— Begin THE RECORDS —

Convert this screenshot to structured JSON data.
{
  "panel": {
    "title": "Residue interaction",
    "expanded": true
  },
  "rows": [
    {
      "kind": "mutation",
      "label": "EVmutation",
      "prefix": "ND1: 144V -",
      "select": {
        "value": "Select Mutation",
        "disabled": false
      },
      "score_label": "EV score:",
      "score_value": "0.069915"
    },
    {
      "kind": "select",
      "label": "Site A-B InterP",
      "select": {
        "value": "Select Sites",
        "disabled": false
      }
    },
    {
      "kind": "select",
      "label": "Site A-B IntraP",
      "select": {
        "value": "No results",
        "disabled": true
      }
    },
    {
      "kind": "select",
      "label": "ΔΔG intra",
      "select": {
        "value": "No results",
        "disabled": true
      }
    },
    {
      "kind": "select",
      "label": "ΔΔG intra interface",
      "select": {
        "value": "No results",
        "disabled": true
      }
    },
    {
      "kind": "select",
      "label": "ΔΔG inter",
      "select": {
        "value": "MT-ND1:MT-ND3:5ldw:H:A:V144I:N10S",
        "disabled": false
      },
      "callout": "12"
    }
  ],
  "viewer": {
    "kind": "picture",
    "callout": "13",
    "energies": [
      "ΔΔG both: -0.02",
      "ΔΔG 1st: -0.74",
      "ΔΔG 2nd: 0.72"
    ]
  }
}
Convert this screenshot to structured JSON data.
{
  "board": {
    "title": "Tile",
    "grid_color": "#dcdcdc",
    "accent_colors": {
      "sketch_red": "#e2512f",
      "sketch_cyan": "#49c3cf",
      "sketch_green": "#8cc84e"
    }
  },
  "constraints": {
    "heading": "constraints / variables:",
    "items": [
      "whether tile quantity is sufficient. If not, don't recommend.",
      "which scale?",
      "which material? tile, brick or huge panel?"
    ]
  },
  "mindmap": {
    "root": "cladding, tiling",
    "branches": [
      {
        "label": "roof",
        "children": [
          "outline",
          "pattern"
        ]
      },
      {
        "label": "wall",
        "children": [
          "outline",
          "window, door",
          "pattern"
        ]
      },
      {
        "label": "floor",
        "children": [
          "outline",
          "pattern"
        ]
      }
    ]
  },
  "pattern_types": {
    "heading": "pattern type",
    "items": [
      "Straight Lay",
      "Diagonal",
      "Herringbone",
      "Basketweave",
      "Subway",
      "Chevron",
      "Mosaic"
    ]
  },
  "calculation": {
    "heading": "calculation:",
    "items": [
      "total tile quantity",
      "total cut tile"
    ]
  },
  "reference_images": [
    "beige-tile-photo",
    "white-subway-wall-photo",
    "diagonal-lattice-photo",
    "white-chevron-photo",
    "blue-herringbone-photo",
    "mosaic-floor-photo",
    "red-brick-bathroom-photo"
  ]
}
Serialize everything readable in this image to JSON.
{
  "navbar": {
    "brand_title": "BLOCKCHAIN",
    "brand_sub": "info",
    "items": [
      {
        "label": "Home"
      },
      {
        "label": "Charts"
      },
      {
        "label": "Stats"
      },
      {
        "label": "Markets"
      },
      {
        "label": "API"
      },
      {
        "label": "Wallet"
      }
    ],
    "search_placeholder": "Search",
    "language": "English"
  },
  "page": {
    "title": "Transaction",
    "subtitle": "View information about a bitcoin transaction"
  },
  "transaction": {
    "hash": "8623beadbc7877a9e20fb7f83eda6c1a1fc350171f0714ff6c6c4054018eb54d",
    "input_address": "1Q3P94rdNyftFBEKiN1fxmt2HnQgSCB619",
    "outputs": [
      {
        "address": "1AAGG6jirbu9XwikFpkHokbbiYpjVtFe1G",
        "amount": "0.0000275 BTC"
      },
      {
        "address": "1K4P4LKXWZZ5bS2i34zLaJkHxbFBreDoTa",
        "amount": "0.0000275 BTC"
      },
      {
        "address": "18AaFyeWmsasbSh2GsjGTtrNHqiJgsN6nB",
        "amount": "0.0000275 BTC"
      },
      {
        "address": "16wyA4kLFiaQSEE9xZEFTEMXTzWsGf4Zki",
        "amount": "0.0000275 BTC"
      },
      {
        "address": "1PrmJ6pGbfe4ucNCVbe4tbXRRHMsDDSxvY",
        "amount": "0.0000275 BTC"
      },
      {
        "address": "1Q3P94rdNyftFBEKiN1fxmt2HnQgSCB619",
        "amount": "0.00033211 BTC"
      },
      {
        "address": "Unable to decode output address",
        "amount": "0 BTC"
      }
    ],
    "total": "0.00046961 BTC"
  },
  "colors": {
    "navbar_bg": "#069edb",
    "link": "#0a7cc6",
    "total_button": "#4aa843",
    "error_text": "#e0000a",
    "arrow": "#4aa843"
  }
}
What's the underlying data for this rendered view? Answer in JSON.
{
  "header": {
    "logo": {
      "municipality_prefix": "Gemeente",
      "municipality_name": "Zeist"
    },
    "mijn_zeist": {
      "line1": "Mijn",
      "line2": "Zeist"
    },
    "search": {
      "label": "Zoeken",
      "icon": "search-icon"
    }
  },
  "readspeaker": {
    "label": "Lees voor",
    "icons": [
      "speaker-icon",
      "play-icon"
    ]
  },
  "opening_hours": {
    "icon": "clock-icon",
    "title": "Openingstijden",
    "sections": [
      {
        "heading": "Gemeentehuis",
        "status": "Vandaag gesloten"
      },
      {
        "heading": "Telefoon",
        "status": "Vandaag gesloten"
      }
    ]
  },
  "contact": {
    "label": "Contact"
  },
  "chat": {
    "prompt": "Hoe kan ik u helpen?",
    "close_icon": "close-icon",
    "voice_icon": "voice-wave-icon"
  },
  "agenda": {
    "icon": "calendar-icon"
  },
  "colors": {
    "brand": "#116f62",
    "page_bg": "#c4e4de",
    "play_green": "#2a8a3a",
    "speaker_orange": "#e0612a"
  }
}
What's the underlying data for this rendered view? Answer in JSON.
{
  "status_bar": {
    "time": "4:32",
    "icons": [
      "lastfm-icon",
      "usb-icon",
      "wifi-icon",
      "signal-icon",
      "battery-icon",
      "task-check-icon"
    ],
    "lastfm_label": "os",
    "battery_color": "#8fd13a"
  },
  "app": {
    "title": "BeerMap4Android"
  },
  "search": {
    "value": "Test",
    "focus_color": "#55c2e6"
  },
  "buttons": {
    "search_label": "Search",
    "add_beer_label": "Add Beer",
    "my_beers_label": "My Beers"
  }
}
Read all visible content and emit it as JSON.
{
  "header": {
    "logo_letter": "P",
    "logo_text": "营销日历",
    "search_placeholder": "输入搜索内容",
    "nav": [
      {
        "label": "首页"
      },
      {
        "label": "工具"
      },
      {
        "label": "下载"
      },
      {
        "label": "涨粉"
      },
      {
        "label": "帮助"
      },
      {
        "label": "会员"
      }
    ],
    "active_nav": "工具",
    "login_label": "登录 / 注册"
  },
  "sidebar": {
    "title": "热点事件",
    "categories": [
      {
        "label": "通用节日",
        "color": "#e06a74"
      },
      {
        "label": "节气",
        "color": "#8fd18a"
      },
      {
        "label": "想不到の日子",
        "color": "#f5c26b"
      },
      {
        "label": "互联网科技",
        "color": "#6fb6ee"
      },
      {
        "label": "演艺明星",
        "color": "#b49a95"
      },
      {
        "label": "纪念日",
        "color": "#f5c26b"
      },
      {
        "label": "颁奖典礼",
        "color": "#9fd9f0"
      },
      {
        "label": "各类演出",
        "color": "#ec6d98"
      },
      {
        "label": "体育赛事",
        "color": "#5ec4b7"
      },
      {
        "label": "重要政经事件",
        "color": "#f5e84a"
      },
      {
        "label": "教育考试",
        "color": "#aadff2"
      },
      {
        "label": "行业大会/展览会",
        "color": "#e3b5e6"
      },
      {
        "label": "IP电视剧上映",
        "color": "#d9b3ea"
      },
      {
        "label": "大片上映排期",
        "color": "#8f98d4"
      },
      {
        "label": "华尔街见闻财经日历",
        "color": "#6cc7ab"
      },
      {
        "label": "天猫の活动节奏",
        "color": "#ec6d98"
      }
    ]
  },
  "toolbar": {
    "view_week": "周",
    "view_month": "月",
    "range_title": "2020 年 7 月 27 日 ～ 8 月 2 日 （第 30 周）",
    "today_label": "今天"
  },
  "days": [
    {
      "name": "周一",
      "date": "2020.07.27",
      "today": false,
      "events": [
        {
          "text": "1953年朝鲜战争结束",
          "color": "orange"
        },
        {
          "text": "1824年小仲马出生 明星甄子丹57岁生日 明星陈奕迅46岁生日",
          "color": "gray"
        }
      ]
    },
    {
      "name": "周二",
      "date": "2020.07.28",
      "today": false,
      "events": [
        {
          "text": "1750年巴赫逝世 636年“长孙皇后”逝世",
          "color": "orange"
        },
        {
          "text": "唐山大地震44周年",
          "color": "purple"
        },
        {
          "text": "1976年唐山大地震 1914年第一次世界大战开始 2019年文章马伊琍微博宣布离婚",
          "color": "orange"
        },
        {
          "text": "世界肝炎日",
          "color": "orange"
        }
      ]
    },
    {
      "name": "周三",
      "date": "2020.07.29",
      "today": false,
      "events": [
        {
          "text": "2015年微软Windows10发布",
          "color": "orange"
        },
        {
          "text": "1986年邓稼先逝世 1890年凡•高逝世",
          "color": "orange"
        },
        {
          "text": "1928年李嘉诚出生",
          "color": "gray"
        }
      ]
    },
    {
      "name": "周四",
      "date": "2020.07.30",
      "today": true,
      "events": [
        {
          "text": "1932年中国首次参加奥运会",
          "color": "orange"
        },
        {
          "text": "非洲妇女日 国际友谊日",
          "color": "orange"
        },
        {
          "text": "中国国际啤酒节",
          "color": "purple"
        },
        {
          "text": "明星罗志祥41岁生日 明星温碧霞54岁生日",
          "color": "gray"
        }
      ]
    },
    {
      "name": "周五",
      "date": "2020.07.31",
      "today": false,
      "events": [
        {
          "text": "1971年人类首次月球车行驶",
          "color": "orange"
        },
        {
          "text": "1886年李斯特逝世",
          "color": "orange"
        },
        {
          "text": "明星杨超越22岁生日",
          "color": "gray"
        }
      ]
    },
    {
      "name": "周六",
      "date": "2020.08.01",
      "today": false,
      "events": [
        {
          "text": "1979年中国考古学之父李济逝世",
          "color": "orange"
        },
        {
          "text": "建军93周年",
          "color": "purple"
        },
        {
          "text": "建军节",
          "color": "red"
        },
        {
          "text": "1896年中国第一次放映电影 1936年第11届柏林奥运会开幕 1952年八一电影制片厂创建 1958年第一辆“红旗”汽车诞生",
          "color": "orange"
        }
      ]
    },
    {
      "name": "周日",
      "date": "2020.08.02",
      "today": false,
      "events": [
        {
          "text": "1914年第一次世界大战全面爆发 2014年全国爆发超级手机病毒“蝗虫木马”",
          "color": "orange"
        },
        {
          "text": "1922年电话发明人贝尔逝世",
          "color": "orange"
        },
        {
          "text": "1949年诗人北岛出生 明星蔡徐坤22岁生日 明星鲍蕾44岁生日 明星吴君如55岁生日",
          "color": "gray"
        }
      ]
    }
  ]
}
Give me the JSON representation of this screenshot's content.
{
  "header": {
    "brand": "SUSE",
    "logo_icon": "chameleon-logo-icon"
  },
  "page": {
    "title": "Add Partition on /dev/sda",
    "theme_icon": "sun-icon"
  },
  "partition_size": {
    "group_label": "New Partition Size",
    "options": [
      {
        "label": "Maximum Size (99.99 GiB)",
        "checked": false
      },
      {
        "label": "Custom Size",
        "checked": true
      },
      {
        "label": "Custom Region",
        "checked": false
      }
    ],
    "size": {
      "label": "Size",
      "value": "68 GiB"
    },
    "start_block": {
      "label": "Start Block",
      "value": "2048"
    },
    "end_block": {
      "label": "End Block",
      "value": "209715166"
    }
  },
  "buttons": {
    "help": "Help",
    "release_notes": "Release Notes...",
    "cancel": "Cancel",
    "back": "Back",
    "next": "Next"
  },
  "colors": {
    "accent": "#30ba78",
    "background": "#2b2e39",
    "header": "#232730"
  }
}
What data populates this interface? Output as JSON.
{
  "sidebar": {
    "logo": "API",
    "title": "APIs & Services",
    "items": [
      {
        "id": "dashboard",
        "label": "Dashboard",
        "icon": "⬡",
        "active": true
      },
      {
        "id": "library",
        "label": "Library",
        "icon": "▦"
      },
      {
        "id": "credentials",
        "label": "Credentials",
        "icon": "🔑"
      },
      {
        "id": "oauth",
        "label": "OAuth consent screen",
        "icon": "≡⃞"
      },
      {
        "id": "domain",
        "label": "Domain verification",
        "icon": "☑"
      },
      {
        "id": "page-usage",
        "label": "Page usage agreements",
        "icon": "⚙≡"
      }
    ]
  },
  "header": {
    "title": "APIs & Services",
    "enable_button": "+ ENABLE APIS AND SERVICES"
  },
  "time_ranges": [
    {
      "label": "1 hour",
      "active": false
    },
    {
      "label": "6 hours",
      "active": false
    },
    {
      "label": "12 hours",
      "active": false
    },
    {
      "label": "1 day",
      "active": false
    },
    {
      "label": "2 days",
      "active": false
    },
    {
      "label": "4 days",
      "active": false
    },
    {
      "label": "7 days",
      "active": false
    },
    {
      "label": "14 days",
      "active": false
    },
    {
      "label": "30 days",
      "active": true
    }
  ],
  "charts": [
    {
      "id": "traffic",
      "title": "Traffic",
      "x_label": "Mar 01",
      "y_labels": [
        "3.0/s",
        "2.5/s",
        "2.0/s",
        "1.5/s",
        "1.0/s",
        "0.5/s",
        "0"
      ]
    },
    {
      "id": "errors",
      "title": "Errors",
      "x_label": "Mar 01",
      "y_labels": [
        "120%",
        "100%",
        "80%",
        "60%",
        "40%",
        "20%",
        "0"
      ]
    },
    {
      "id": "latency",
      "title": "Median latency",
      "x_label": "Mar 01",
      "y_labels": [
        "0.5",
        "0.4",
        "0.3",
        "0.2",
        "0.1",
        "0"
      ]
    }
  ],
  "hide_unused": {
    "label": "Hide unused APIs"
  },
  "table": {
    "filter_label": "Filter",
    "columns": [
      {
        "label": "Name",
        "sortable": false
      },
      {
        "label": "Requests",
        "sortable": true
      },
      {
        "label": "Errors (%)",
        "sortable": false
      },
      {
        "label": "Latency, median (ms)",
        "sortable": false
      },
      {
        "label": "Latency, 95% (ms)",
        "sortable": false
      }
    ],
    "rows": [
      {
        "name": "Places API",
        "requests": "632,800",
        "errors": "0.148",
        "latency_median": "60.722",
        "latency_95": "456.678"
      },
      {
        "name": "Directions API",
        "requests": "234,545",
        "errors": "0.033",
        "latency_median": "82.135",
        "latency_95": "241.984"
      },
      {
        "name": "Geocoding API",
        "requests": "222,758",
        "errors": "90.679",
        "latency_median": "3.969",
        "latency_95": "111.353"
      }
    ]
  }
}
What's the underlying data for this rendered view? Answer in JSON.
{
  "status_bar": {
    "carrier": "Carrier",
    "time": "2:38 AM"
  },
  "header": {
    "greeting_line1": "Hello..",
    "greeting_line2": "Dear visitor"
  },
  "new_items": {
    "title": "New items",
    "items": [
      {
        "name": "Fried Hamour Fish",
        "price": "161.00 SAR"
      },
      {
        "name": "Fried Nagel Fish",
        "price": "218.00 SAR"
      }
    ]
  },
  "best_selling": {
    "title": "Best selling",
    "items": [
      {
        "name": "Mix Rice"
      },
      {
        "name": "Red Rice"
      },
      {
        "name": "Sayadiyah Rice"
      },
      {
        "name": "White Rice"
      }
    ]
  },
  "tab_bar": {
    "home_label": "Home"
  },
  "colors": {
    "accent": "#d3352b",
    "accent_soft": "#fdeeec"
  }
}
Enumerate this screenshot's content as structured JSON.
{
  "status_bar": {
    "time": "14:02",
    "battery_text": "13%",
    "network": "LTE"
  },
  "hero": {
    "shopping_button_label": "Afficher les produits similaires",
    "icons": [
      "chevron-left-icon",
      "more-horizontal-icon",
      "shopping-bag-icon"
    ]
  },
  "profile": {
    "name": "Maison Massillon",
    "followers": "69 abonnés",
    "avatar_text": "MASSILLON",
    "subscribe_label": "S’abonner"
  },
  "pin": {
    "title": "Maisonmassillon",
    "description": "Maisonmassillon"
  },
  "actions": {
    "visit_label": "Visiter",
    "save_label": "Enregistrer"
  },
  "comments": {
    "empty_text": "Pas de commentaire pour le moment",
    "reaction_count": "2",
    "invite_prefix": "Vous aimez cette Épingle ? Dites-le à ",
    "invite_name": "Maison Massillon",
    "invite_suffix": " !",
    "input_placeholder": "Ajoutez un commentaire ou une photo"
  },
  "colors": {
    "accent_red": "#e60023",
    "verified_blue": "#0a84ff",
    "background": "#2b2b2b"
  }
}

— End THE RECORDS —

__WORK TO DO__.
Which lines hold the word "heading"? Copy every one of them.

__TASK SOLUTION__.
    "heading": "constraints / variables:",
    "heading": "pattern type",
    "heading": "calculation:",
        "heading": "Gemeentehuis",
        "heading": "Telefoon",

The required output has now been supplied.